▶ **Written problem**
Pictures stay out of your copy, but everything else in the records below must be repeated exactly.

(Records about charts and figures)

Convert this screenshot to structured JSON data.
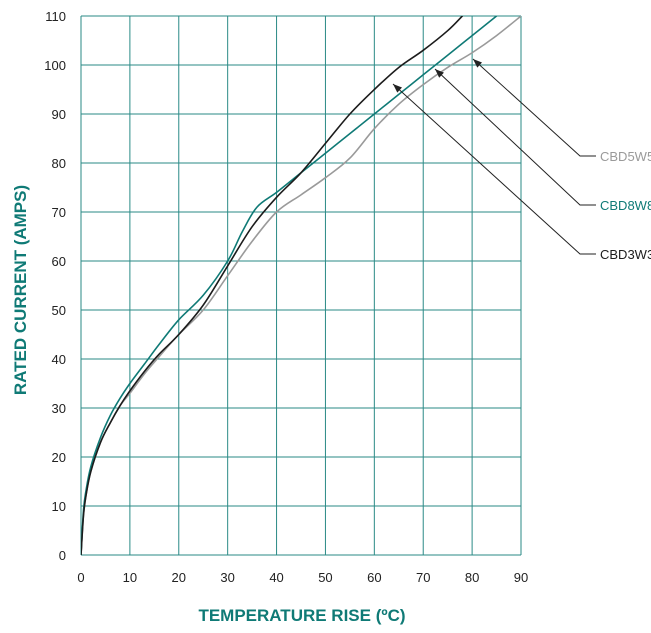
{
  "chart_data": {
    "type": "line",
    "title": "",
    "xlabel": "TEMPERATURE RISE (ºC)",
    "ylabel": "RATED CURRENT (AMPS)",
    "xlim": [
      0,
      90
    ],
    "ylim": [
      0,
      110
    ],
    "x_ticks": [
      "0",
      "10",
      "20",
      "30",
      "40",
      "50",
      "60",
      "70",
      "80",
      "90"
    ],
    "y_ticks": [
      "0",
      "10",
      "20",
      "30",
      "40",
      "50",
      "60",
      "70",
      "80",
      "90",
      "100",
      "110"
    ],
    "grid": true,
    "legend_position": "right",
    "series": [
      {
        "name": "CBD5W5",
        "color": "#9a9a9a",
        "points": [
          [
            0,
            0
          ],
          [
            0.5,
            8
          ],
          [
            1,
            12
          ],
          [
            2,
            17
          ],
          [
            4,
            23
          ],
          [
            6,
            27
          ],
          [
            8,
            30.5
          ],
          [
            10,
            33
          ],
          [
            13,
            37
          ],
          [
            16,
            40.5
          ],
          [
            20,
            45
          ],
          [
            25,
            50
          ],
          [
            30,
            57
          ],
          [
            35,
            64
          ],
          [
            40,
            70
          ],
          [
            45,
            73.5
          ],
          [
            50,
            77
          ],
          [
            55,
            81
          ],
          [
            60,
            87
          ],
          [
            65,
            92
          ],
          [
            70,
            96
          ],
          [
            75,
            99.5
          ],
          [
            80,
            102.5
          ],
          [
            85,
            106
          ],
          [
            90,
            110
          ]
        ]
      },
      {
        "name": "CBD8W8",
        "color": "#0f7a76",
        "points": [
          [
            0,
            0
          ],
          [
            0.5,
            9
          ],
          [
            1,
            13
          ],
          [
            2,
            18
          ],
          [
            4,
            24
          ],
          [
            6,
            28.5
          ],
          [
            8,
            32
          ],
          [
            10,
            35
          ],
          [
            13,
            39
          ],
          [
            16,
            43
          ],
          [
            20,
            48
          ],
          [
            25,
            53
          ],
          [
            30,
            60
          ],
          [
            33,
            66
          ],
          [
            36,
            71
          ],
          [
            40,
            74
          ],
          [
            45,
            78
          ],
          [
            50,
            82
          ],
          [
            55,
            86
          ],
          [
            60,
            90
          ],
          [
            65,
            94
          ],
          [
            70,
            98
          ],
          [
            75,
            102
          ],
          [
            80,
            106
          ],
          [
            85,
            110
          ]
        ]
      },
      {
        "name": "CBD3W3",
        "color": "#1c1c1c",
        "points": [
          [
            0,
            0
          ],
          [
            0.5,
            8
          ],
          [
            1,
            12
          ],
          [
            2,
            17
          ],
          [
            4,
            23
          ],
          [
            6,
            27
          ],
          [
            8,
            30.5
          ],
          [
            10,
            33.5
          ],
          [
            13,
            37.5
          ],
          [
            16,
            41
          ],
          [
            20,
            45
          ],
          [
            25,
            51
          ],
          [
            30,
            59
          ],
          [
            35,
            67
          ],
          [
            40,
            73
          ],
          [
            45,
            78
          ],
          [
            50,
            84
          ],
          [
            55,
            90
          ],
          [
            60,
            95
          ],
          [
            65,
            99.5
          ],
          [
            70,
            103
          ],
          [
            75,
            107
          ],
          [
            78,
            110
          ]
        ]
      }
    ]
  }
}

▶ **Solved problem**
Convert this screenshot to structured JSON data.
{
  "chart_data": {
    "type": "line",
    "title": "",
    "xlabel": "TEMPERATURE RISE (ºC)",
    "ylabel": "RATED CURRENT (AMPS)",
    "xlim": [
      0,
      90
    ],
    "ylim": [
      0,
      110
    ],
    "x_ticks": [
      "0",
      "10",
      "20",
      "30",
      "40",
      "50",
      "60",
      "70",
      "80",
      "90"
    ],
    "y_ticks": [
      "0",
      "10",
      "20",
      "30",
      "40",
      "50",
      "60",
      "70",
      "80",
      "90",
      "100",
      "110"
    ],
    "grid": true,
    "legend_position": "right",
    "series": [
      {
        "name": "CBD5W5",
        "color": "#9a9a9a",
        "points": [
          [
            0,
            0
          ],
          [
            0.5,
            8
          ],
          [
            1,
            12
          ],
          [
            2,
            17
          ],
          [
            4,
            23
          ],
          [
            6,
            27
          ],
          [
            8,
            30.5
          ],
          [
            10,
            33
          ],
          [
            13,
            37
          ],
          [
            16,
            40.5
          ],
          [
            20,
            45
          ],
          [
            25,
            50
          ],
          [
            30,
            57
          ],
          [
            35,
            64
          ],
          [
            40,
            70
          ],
          [
            45,
            73.5
          ],
          [
            50,
            77
          ],
          [
            55,
            81
          ],
          [
            60,
            87
          ],
          [
            65,
            92
          ],
          [
            70,
            96
          ],
          [
            75,
            99.5
          ],
          [
            80,
            102.5
          ],
          [
            85,
            106
          ],
          [
            90,
            110
          ]
        ]
      },
      {
        "name": "CBD8W8",
        "color": "#0f7a76",
        "points": [
          [
            0,
            0
          ],
          [
            0.5,
            9
          ],
          [
            1,
            13
          ],
          [
            2,
            18
          ],
          [
            4,
            24
          ],
          [
            6,
            28.5
          ],
          [
            8,
            32
          ],
          [
            10,
            35
          ],
          [
            13,
            39
          ],
          [
            16,
            43
          ],
          [
            20,
            48
          ],
          [
            25,
            53
          ],
          [
            30,
            60
          ],
          [
            33,
            66
          ],
          [
            36,
            71
          ],
          [
            40,
            74
          ],
          [
            45,
            78
          ],
          [
            50,
            82
          ],
          [
            55,
            86
          ],
          [
            60,
            90
          ],
          [
            65,
            94
          ],
          [
            70,
            98
          ],
          [
            75,
            102
          ],
          [
            80,
            106
          ],
          [
            85,
            110
          ]
        ]
      },
      {
        "name": "CBD3W3",
        "color": "#1c1c1c",
        "points": [
          [
            0,
            0
          ],
          [
            0.5,
            8
          ],
          [
            1,
            12
          ],
          [
            2,
            17
          ],
          [
            4,
            23
          ],
          [
            6,
            27
          ],
          [
            8,
            30.5
          ],
          [
            10,
            33.5
          ],
          [
            13,
            37.5
          ],
          [
            16,
            41
          ],
          [
            20,
            45
          ],
          [
            25,
            51
          ],
          [
            30,
            59
          ],
          [
            35,
            67
          ],
          [
            40,
            73
          ],
          [
            45,
            78
          ],
          [
            50,
            84
          ],
          [
            55,
            90
          ],
          [
            60,
            95
          ],
          [
            65,
            99.5
          ],
          [
            70,
            103
          ],
          [
            75,
            107
          ],
          [
            78,
            110
          ]
        ]
      }
    ]
  }
}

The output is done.